* _WHAT IS REQUIRED_:
Leaving out every picture, quote the data below exactly as it appears.

---- SUPPLIED RECORDS

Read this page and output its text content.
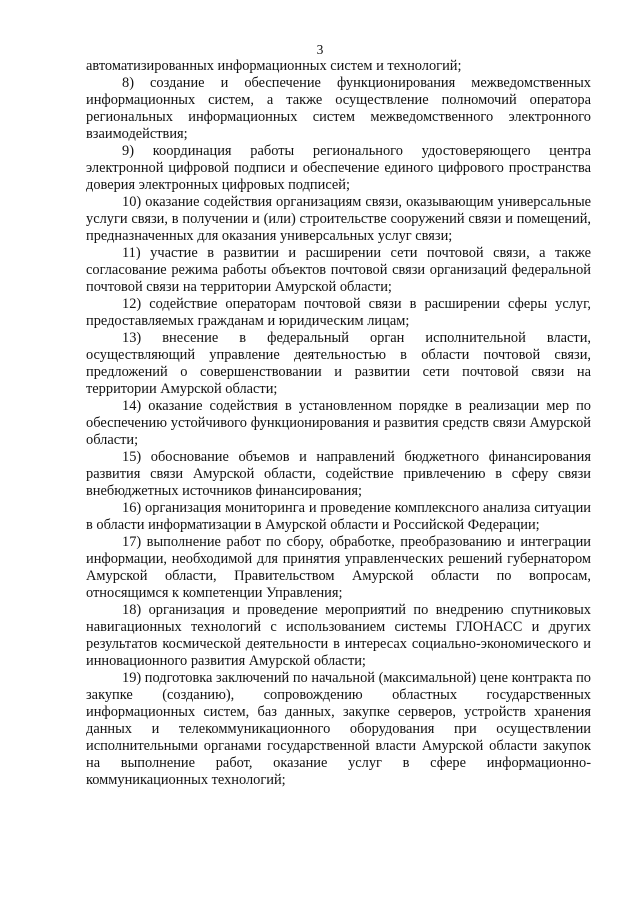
3

автоматизированных информационных систем и технологий;

8) создание и обеспечение функционирования межведомственных информационных систем, а также осуществление полномочий оператора региональных информационных систем межведомственного электронного взаимодействия;

9) координация работы регионального удостоверяющего центра электронной цифровой подписи и обеспечение единого цифрового пространства доверия электронных цифровых подписей;

10) оказание содействия организациям связи, оказывающим универсальные услуги связи, в получении и (или) строительстве сооружений связи и помещений, предназначенных для оказания универсальных услуг связи;

11) участие в развитии и расширении сети почтовой связи, а также согласование режима работы объектов почтовой связи организаций федеральной почтовой связи на территории Амурской области;

12) содействие операторам почтовой связи в расширении сферы услуг, предоставляемых гражданам и юридическим лицам;

13) внесение в федеральный орган исполнительной власти, осуществляющий управление деятельностью в области почтовой связи, предложений о совершенствовании и развитии сети почтовой связи на территории Амурской области;

14) оказание содействия в установленном порядке в реализации мер по обеспечению устойчивого функционирования и развития средств связи Амурской области;

15) обоснование объемов и направлений бюджетного финансирования развития связи Амурской области, содействие привлечению в сферу связи внебюджетных источников финансирования;

16) организация мониторинга и проведение комплексного анализа ситуации в области информатизации в Амурской области и Российской Федерации;

17) выполнение работ по сбору, обработке, преобразованию и интеграции информации, необходимой для принятия управленческих решений губернатором Амурской области, Правительством Амурской области по вопросам, относящимся к компетенции Управления;

18) организация и проведение мероприятий по внедрению спутниковых навигационных технологий с использованием системы ГЛОНАСС и других результатов космической деятельности в интересах социально-экономического и инновационного развития Амурской области;

19) подготовка заключений по начальной (максимальной) цене контракта по закупке (созданию), сопровождению областных государственных информационных систем, баз данных, закупке серверов, устройств хранения данных и телекоммуникационного оборудования при осуществлении исполнительными органами государственной власти Амурской области закупок на выполнение работ, оказание услуг в сфере информационно-коммуникационных технологий;
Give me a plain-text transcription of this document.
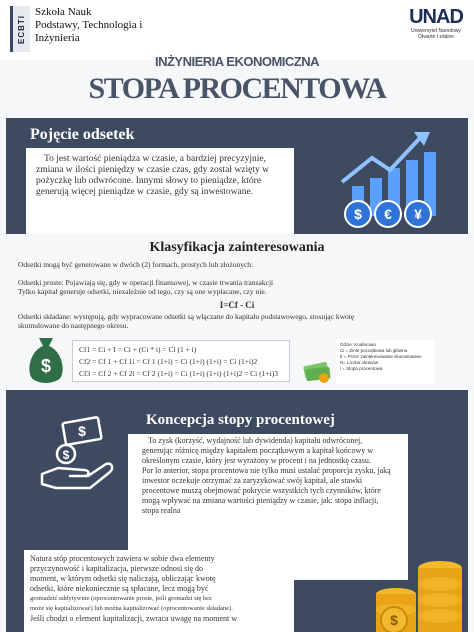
ECBTI
Szkoła Nauk
Podstawy, Technologia i
Inżynieria
UNAD
Uniwersytet Narodowy
Otwarte i zdalne
INŻYNIERIA EKONOMICZNA
STOPA PROCENTOWA
Pojęcie odsetek

To jest wartość pieniądza w czasie, a bardziej precyzyjnie, zmiana w ilości pieniędzy w czasie czas, gdy został wzięty w pożyczkę lub odwrócone. Innymi słowy to pieniądze, które generują więcej pieniądze w czasie, gdy są inwestowane.

$ € ¥
Klasyfikacja zainteresowania
Odsetki mogą być generowane w dwóch (2) formach, prostych lub złożonych:
Odsetki proste: Pojawiają się, gdy w operacji finansowej, w czasie trwania transakcji
Tylko kapitał generuje odsetki, niezależnie od tego, czy są one wypłacane, czy nie.
I=Cf - Ci
Odsetki składane: występują, gdy wypracowane odsetki są włączane do kapitału podstawowego, stosując kwotę
skumulowane do następnego okresu.
$
Cf1 = Ci + I = Ci + (Ci * i) = Ci (1 + i)
Cf2 = Cf 1 + Cf 1i = Cf 1 (1+i) = Ci (1+i) (1+i) = Ci (1+i)2
Cf3 = Cf 2 + Cf 2i = Cf 2 (1+i) = Ci (1+i) (1+i) (1+i)2 = Ci (1+i)3
Gdzie: Kuaferowa
Ci = Zinte początkowa lub główna
If = Przez zainteresowanie skumulowane
N= Liczba okresów
i = Stopa procentowa
$
$
Koncepcja stopy procentowej

To zysk (korzyść, wydajność lub dywidenda) kapitału odwróconej, generując różnicę między kapitałem początkowym a kapitał końcowy w określonym czasie, który jest wyrażony w procent i na jednostkę czasu.

Por lo anterior, stopa procentowa nie tylko musi ustalać proporcja zysku, jaką inwestor oczekuje otrzymać za zaryzykować swój kapitał, ale stawki procentowe muszą obejmować pokrycie wszystkich tych czynników, które mogą wpływać na zmiana wartości pieniądzy w czasie, jak: stopa inflacji, stopa realna

Natura stóp procentowych zawiera w sobie dwa elementy
przyczynowość i kapitalizacja, pierwsze odnosi się do
moment, w którym odsetki się naliczają, obliczając kwotę
odsetki, które niekoniecznie są spłacane, lecz mogą być
gromadzić addytywnie (oprocentowanie proste, jeśli gromadzi się bez
może się kapitalizować) lub można kapitalizować (oprocentowanie składane).
Jeśli chodzi o element kapitalizacji, zwraca uwagę na moment w	$
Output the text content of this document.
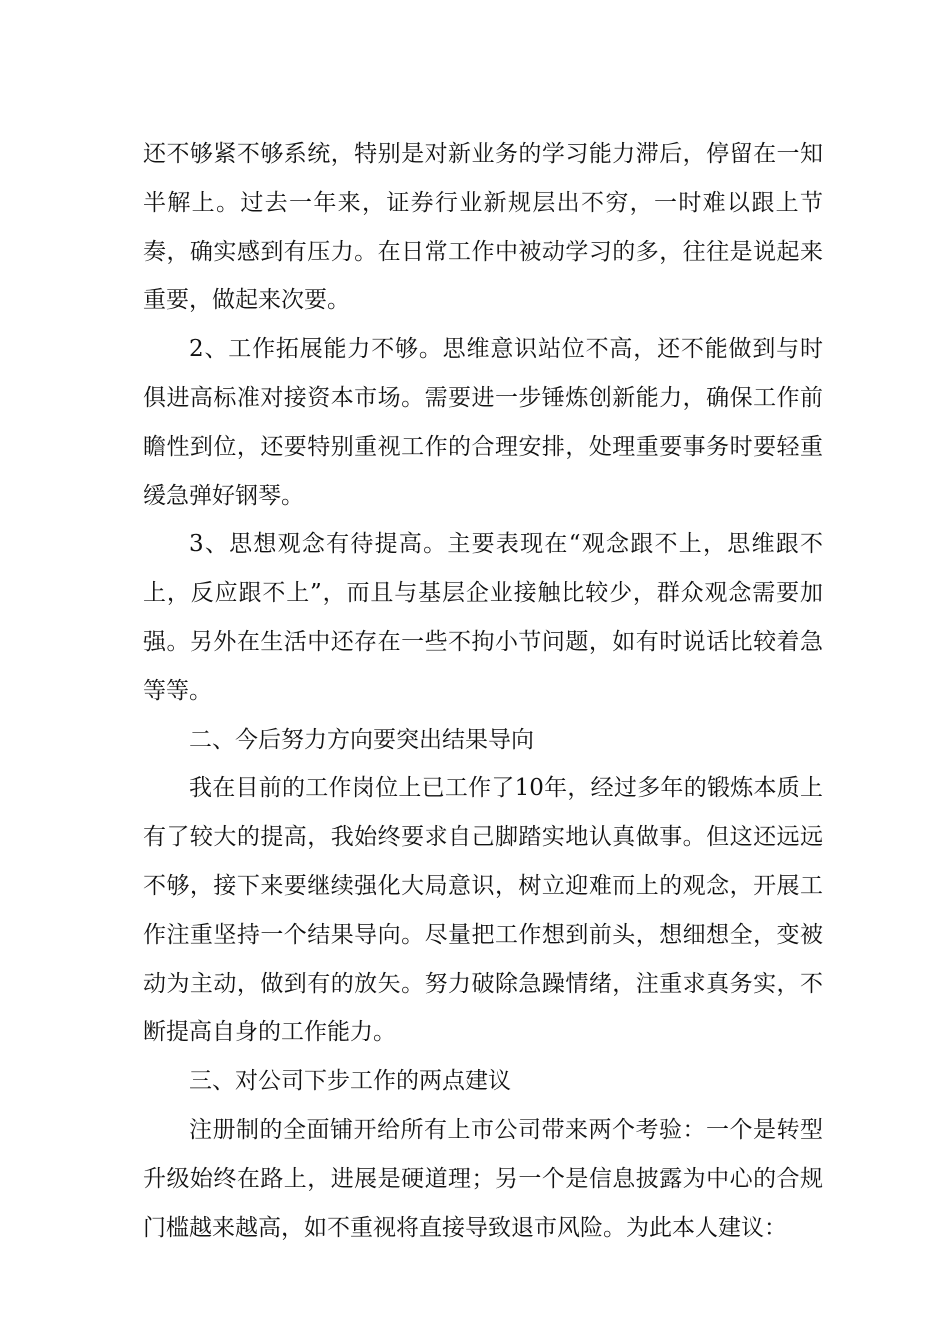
还不够紧不够系统，特别是对新业务的学习能力滞后，停留在一知半解上。过去一年来，证券行业新规层出不穷，一时难以跟上节奏，确实感到有压力。在日常工作中被动学习的多，往往是说起来重要，做起来次要。

2、工作拓展能力不够。思维意识站位不高，还不能做到与时俱进高标准对接资本市场。需要进一步锤炼创新能力，确保工作前瞻性到位，还要特别重视工作的合理安排，处理重要事务时要轻重缓急弹好钢琴。

3、思想观念有待提高。主要表现在“观念跟不上，思维跟不上，反应跟不上”，而且与基层企业接触比较少，群众观念需要加强。另外在生活中还存在一些不拘小节问题，如有时说话比较着急等等。

二、今后努力方向要突出结果导向

我在目前的工作岗位上已工作了10年，经过多年的锻炼本质上有了较大的提高，我始终要求自己脚踏实地认真做事。但这还远远不够，接下来要继续强化大局意识，树立迎难而上的观念，开展工作注重坚持一个结果导向。尽量把工作想到前头，想细想全，变被动为主动，做到有的放矢。努力破除急躁情绪，注重求真务实，不断提高自身的工作能力。

三、对公司下步工作的两点建议

注册制的全面铺开给所有上市公司带来两个考验：一个是转型升级始终在路上，进展是硬道理；另一个是信息披露为中心的合规门槛越来越高，如不重视将直接导致退市风险。为此本人建议：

--------

* _OUTPUT FOR THIS EXERCISE_:
Read this page and output its text content.
3

автоматизированных информационных систем и технологий;

8) создание и обеспечение функционирования межведомственных информационных систем, а также осуществление полномочий оператора региональных информационных систем межведомственного электронного взаимодействия;

9) координация работы регионального удостоверяющего центра электронной цифровой подписи и обеспечение единого цифрового пространства доверия электронных цифровых подписей;

10) оказание содействия организациям связи, оказывающим универсальные услуги связи, в получении и (или) строительстве сооружений связи и помещений, предназначенных для оказания универсальных услуг связи;

11) участие в развитии и расширении сети почтовой связи, а также согласование режима работы объектов почтовой связи организаций федеральной почтовой связи на территории Амурской области;

12) содействие операторам почтовой связи в расширении сферы услуг, предоставляемых гражданам и юридическим лицам;

13) внесение в федеральный орган исполнительной власти, осуществляющий управление деятельностью в области почтовой связи, предложений о совершенствовании и развитии сети почтовой связи на территории Амурской области;

14) оказание содействия в установленном порядке в реализации мер по обеспечению устойчивого функционирования и развития средств связи Амурской области;

15) обоснование объемов и направлений бюджетного финансирования развития связи Амурской области, содействие привлечению в сферу связи внебюджетных источников финансирования;

16) организация мониторинга и проведение комплексного анализа ситуации в области информатизации в Амурской области и Российской Федерации;

17) выполнение работ по сбору, обработке, преобразованию и интеграции информации, необходимой для принятия управленческих решений губернатором Амурской области, Правительством Амурской области по вопросам, относящимся к компетенции Управления;

18) организация и проведение мероприятий по внедрению спутниковых навигационных технологий с использованием системы ГЛОНАСС и других результатов космической деятельности в интересах социально-экономического и инновационного развития Амурской области;

19) подготовка заключений по начальной (максимальной) цене контракта по закупке (созданию), сопровождению областных государственных информационных систем, баз данных, закупке серверов, устройств хранения данных и телекоммуникационного оборудования при осуществлении исполнительными органами государственной власти Амурской области закупок на выполнение работ, оказание услуг в сфере информационно-коммуникационных технологий;
Give me a plain-text transcription of this document.
ECBTI
Szkoła Nauk
Podstawy, Technologia i
Inżynieria
UNAD
Uniwersytet Narodowy
Otwarte i zdalne
INŻYNIERIA EKONOMICZNA
STOPA PROCENTOWA
Pojęcie odsetek

To jest wartość pieniądza w czasie, a bardziej precyzyjnie, zmiana w ilości pieniędzy w czasie czas, gdy został wzięty w pożyczkę lub odwrócone. Innymi słowy to pieniądze, które generują więcej pieniądze w czasie, gdy są inwestowane.

$ € ¥
Klasyfikacja zainteresowania
Odsetki mogą być generowane w dwóch (2) formach, prostych lub złożonych:
Odsetki proste: Pojawiają się, gdy w operacji finansowej, w czasie trwania transakcji
Tylko kapitał generuje odsetki, niezależnie od tego, czy są one wypłacane, czy nie.
I=Cf - Ci
Odsetki składane: występują, gdy wypracowane odsetki są włączane do kapitału podstawowego, stosując kwotę
skumulowane do następnego okresu.
$
Cf1 = Ci + I = Ci + (Ci * i) = Ci (1 + i)
Cf2 = Cf 1 + Cf 1i = Cf 1 (1+i) = Ci (1+i) (1+i) = Ci (1+i)2
Cf3 = Cf 2 + Cf 2i = Cf 2 (1+i) = Ci (1+i) (1+i) (1+i)2 = Ci (1+i)3
Gdzie: Kuaferowa
Ci = Zinte początkowa lub główna
If = Przez zainteresowanie skumulowane
N= Liczba okresów
i = Stopa procentowa
$
$
Koncepcja stopy procentowej

To zysk (korzyść, wydajność lub dywidenda) kapitału odwróconej, generując różnicę między kapitałem początkowym a kapitał końcowy w określonym czasie, który jest wyrażony w procent i na jednostkę czasu.

Por lo anterior, stopa procentowa nie tylko musi ustalać proporcja zysku, jaką inwestor oczekuje otrzymać za zaryzykować swój kapitał, ale stawki procentowe muszą obejmować pokrycie wszystkich tych czynników, które mogą wpływać na zmiana wartości pieniądzy w czasie, jak: stopa inflacji, stopa realna

Natura stóp procentowych zawiera w sobie dwa elementy
przyczynowość i kapitalizacja, pierwsze odnosi się do
moment, w którym odsetki się naliczają, obliczając kwotę
odsetki, które niekoniecznie są spłacane, lecz mogą być
gromadzić addytywnie (oprocentowanie proste, jeśli gromadzi się bez
może się kapitalizować) lub można kapitalizować (oprocentowanie składane).
Jeśli chodzi o element kapitalizacji, zwraca uwagę na moment w	$
Output the text content of this document.
还不够紧不够系统，特别是对新业务的学习能力滞后，停留在一知半解上。过去一年来，证券行业新规层出不穷，一时难以跟上节奏，确实感到有压力。在日常工作中被动学习的多，往往是说起来重要，做起来次要。

2、工作拓展能力不够。思维意识站位不高，还不能做到与时俱进高标准对接资本市场。需要进一步锤炼创新能力，确保工作前瞻性到位，还要特别重视工作的合理安排，处理重要事务时要轻重缓急弹好钢琴。

3、思想观念有待提高。主要表现在“观念跟不上，思维跟不上，反应跟不上”，而且与基层企业接触比较少，群众观念需要加强。另外在生活中还存在一些不拘小节问题，如有时说话比较着急等等。

二、今后努力方向要突出结果导向

我在目前的工作岗位上已工作了10年，经过多年的锻炼本质上有了较大的提高，我始终要求自己脚踏实地认真做事。但这还远远不够，接下来要继续强化大局意识，树立迎难而上的观念，开展工作注重坚持一个结果导向。尽量把工作想到前头，想细想全，变被动为主动，做到有的放矢。努力破除急躁情绪，注重求真务实，不断提高自身的工作能力。

三、对公司下步工作的两点建议

注册制的全面铺开给所有上市公司带来两个考验：一个是转型升级始终在路上，进展是硬道理；另一个是信息披露为中心的合规门槛越来越高，如不重视将直接导致退市风险。为此本人建议：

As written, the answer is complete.